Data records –
◇ ◇ ◇ ◇ ◇ ◇ ◇

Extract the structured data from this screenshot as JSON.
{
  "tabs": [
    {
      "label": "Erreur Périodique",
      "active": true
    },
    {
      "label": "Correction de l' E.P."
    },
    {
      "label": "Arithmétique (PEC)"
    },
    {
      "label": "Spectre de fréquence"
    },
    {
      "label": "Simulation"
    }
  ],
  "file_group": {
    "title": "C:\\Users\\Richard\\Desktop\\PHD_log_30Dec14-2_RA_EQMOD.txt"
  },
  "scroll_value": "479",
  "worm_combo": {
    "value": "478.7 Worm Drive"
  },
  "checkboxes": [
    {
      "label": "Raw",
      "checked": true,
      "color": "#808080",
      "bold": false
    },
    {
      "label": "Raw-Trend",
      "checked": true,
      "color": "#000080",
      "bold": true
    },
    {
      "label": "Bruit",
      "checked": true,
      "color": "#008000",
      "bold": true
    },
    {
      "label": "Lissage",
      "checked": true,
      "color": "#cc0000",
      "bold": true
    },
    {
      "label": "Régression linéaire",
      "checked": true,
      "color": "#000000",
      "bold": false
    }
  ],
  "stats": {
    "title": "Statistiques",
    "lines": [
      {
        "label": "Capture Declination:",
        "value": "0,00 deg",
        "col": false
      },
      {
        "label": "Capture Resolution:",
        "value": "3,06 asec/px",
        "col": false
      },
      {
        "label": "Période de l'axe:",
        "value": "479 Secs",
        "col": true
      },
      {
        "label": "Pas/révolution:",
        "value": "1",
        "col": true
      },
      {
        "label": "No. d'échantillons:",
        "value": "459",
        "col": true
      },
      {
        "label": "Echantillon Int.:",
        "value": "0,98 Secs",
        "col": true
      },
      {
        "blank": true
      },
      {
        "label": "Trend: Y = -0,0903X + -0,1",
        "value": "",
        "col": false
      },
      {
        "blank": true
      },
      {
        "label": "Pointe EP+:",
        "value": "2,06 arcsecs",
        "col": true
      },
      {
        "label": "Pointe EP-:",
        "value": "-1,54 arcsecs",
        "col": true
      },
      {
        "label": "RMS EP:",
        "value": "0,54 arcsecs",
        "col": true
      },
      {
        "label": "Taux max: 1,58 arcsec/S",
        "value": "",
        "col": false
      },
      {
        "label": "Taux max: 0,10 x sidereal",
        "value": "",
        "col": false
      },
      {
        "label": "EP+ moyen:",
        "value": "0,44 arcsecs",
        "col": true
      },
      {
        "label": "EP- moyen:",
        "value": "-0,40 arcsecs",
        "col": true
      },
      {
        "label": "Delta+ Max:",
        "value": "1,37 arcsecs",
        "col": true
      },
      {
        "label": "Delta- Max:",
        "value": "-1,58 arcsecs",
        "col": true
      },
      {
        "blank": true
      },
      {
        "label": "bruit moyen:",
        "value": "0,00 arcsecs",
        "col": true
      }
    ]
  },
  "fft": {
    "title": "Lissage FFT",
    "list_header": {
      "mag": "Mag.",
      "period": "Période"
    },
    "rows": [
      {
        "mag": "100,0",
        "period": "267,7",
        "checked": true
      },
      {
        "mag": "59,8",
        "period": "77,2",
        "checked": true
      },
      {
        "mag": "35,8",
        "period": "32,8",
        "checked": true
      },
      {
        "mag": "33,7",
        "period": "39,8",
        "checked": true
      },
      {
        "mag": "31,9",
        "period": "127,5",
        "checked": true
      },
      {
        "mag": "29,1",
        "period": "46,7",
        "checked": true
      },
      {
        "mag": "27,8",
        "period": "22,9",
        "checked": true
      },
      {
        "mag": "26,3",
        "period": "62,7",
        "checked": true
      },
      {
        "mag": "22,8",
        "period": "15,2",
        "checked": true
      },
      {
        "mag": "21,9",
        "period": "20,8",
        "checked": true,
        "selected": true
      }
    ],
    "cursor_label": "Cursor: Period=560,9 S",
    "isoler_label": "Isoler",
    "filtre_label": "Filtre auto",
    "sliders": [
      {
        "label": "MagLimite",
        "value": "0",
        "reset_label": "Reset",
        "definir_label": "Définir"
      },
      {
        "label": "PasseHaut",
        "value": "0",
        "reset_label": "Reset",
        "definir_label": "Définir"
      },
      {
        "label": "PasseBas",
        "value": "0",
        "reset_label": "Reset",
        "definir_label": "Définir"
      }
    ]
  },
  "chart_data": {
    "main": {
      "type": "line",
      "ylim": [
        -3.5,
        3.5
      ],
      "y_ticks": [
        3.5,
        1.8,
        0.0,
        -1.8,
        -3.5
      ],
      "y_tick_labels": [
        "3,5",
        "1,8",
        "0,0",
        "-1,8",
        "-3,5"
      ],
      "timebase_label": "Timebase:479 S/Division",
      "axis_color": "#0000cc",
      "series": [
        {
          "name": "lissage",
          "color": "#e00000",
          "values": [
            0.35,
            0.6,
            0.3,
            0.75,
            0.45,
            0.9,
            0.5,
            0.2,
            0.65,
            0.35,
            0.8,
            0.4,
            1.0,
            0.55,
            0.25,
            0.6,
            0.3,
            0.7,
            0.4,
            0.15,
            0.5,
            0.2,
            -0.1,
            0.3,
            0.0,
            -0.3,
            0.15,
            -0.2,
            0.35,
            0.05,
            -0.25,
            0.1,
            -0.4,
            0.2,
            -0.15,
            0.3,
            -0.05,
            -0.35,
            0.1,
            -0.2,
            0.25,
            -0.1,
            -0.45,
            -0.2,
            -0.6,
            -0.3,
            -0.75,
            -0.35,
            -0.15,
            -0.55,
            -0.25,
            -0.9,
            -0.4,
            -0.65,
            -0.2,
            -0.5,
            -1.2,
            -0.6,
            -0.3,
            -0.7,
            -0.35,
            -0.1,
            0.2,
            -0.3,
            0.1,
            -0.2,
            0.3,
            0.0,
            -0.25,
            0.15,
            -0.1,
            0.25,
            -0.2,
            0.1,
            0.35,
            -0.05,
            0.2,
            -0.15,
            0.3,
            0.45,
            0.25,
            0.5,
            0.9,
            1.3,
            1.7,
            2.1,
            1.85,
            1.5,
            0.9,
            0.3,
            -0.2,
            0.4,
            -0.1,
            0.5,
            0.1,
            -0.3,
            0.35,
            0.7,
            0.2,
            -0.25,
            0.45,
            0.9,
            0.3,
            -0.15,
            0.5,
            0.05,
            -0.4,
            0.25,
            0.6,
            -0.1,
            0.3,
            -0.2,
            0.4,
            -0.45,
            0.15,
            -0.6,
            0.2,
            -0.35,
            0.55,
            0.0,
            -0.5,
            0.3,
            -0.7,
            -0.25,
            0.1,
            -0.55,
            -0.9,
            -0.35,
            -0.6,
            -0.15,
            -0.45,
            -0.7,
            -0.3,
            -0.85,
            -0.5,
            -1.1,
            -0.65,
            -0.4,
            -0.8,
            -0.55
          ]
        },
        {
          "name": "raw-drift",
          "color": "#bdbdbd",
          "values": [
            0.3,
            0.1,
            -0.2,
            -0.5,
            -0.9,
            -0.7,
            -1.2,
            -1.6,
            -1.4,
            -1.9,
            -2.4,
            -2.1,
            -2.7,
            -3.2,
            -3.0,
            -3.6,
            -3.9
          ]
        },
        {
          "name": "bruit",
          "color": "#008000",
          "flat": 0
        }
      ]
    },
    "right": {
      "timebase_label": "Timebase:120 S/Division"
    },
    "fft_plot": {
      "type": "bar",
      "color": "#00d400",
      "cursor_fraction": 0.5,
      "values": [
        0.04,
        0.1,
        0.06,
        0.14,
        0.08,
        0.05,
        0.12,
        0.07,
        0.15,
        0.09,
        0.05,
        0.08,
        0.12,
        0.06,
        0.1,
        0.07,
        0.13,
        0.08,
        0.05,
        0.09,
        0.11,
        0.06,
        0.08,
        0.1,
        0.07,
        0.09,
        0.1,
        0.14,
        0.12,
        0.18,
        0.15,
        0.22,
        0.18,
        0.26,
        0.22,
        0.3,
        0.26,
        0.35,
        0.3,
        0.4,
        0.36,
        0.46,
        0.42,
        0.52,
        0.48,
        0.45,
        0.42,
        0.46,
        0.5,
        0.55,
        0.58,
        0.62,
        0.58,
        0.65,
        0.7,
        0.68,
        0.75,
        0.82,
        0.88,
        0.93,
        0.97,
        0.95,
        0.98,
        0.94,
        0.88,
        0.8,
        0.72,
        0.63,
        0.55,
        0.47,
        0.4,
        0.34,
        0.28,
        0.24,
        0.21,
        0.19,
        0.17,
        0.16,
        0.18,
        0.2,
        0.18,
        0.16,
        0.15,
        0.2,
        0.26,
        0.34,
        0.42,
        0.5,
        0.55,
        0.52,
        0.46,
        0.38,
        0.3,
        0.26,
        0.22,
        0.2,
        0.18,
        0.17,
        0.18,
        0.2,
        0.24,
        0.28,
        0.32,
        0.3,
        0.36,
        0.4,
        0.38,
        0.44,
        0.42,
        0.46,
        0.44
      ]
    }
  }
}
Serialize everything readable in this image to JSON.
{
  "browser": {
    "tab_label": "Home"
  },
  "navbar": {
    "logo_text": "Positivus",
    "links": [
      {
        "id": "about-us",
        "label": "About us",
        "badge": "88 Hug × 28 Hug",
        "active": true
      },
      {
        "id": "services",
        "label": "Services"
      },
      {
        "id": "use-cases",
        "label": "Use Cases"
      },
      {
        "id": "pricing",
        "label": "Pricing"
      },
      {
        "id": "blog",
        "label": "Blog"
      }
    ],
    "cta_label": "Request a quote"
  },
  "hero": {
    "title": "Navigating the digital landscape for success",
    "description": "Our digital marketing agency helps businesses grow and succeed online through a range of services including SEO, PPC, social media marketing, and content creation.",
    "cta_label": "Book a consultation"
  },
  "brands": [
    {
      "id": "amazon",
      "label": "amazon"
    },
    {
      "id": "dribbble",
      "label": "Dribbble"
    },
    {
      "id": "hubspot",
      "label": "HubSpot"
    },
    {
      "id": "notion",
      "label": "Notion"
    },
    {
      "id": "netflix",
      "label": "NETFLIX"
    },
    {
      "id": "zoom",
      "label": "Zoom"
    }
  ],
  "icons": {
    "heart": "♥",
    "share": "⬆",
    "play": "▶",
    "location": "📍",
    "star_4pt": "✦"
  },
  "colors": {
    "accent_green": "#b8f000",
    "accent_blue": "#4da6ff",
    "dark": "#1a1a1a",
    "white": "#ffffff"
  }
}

◇ ◇ ◇ ◇ ◇ ◇ ◇

YOUR INSTRUCTIONS – Repeat the lines from the one containing "Serialize everything readable" through the end of the listing, exactly and without any other lines; both ends are included.

EXERCISE OUTPUT –
Serialize everything readable in this image to JSON.
{
  "browser": {
    "tab_label": "Home"
  },
  "navbar": {
    "logo_text": "Positivus",
    "links": [
      {
        "id": "about-us",
        "label": "About us",
        "badge": "88 Hug × 28 Hug",
        "active": true
      },
      {
        "id": "services",
        "label": "Services"
      },
      {
        "id": "use-cases",
        "label": "Use Cases"
      },
      {
        "id": "pricing",
        "label": "Pricing"
      },
      {
        "id": "blog",
        "label": "Blog"
      }
    ],
    "cta_label": "Request a quote"
  },
  "hero": {
    "title": "Navigating the digital landscape for success",
    "description": "Our digital marketing agency helps businesses grow and succeed online through a range of services including SEO, PPC, social media marketing, and content creation.",
    "cta_label": "Book a consultation"
  },
  "brands": [
    {
      "id": "amazon",
      "label": "amazon"
    },
    {
      "id": "dribbble",
      "label": "Dribbble"
    },
    {
      "id": "hubspot",
      "label": "HubSpot"
    },
    {
      "id": "notion",
      "label": "Notion"
    },
    {
      "id": "netflix",
      "label": "NETFLIX"
    },
    {
      "id": "zoom",
      "label": "Zoom"
    }
  ],
  "icons": {
    "heart": "♥",
    "share": "⬆",
    "play": "▶",
    "location": "📍",
    "star_4pt": "✦"
  },
  "colors": {
    "accent_green": "#b8f000",
    "accent_blue": "#4da6ff",
    "dark": "#1a1a1a",
    "white": "#ffffff"
  }
}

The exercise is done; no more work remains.